[Extracted records]
--- START ---

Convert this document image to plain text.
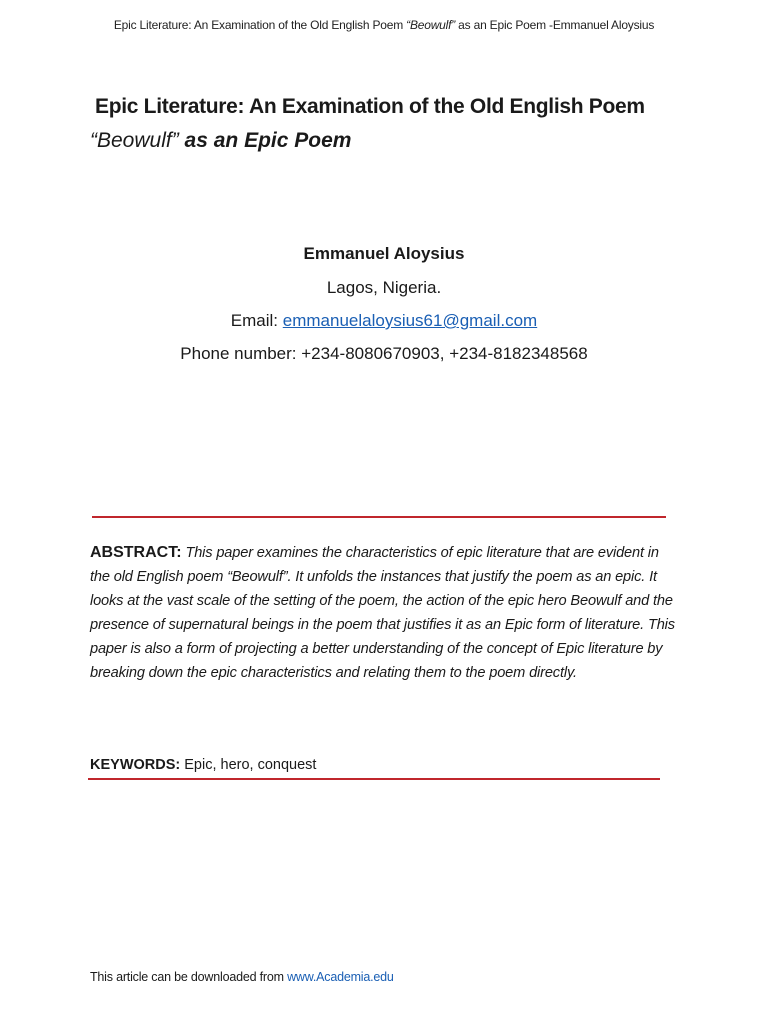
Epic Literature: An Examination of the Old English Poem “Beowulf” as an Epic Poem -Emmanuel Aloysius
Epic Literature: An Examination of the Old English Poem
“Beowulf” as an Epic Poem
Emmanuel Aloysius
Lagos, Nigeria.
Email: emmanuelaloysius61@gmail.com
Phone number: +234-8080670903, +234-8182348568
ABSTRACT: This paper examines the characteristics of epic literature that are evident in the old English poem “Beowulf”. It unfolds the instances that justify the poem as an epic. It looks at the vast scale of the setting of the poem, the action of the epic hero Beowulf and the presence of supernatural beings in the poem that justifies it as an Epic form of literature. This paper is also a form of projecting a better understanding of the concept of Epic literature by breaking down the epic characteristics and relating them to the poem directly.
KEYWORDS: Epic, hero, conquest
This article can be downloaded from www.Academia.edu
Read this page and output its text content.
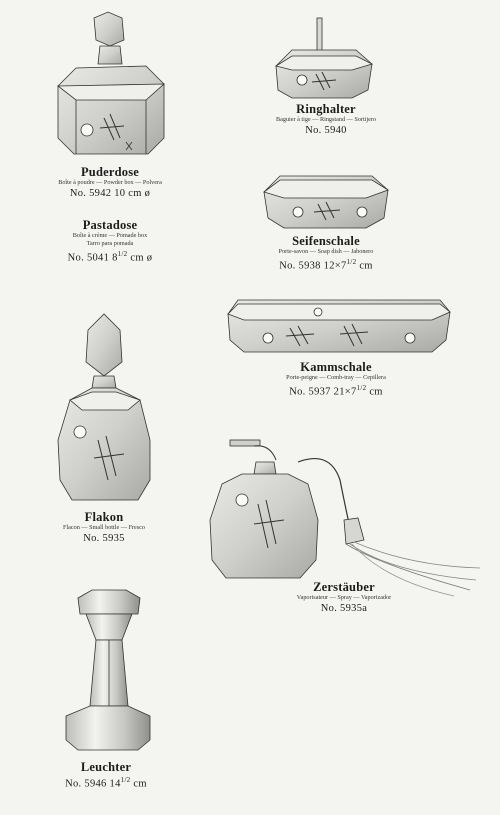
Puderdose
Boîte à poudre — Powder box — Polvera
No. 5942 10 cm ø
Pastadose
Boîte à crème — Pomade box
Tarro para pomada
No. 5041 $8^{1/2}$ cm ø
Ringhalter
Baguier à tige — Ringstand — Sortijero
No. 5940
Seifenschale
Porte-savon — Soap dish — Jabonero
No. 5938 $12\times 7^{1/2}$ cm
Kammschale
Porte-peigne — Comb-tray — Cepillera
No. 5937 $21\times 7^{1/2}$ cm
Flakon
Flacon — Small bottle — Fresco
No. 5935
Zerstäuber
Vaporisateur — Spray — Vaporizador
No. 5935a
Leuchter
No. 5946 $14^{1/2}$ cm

--- END ---

- _What is being asked_: The lines to repeat start at the one holding "Read this page and output its text content." and run through the last line of the records above; write them out exactly, both ends included, but not the pictures.

- _Response for this exercise_:
Read this page and output its text content.
Puderdose
Boîte à poudre — Powder box — Polvera
No. 5942 10 cm ø
Pastadose
Boîte à crème — Pomade box
Tarro para pomada
No. 5041 $8^{1/2}$ cm ø
Ringhalter
Baguier à tige — Ringstand — Sortijero
No. 5940
Seifenschale
Porte-savon — Soap dish — Jabonero
No. 5938 $12\times 7^{1/2}$ cm
Kammschale
Porte-peigne — Comb-tray — Cepillera
No. 5937 $21\times 7^{1/2}$ cm
Flakon
Flacon — Small bottle — Fresco
No. 5935
Zerstäuber
Vaporisateur — Spray — Vaporizador
No. 5935a
Leuchter
No. 5946 $14^{1/2}$ cm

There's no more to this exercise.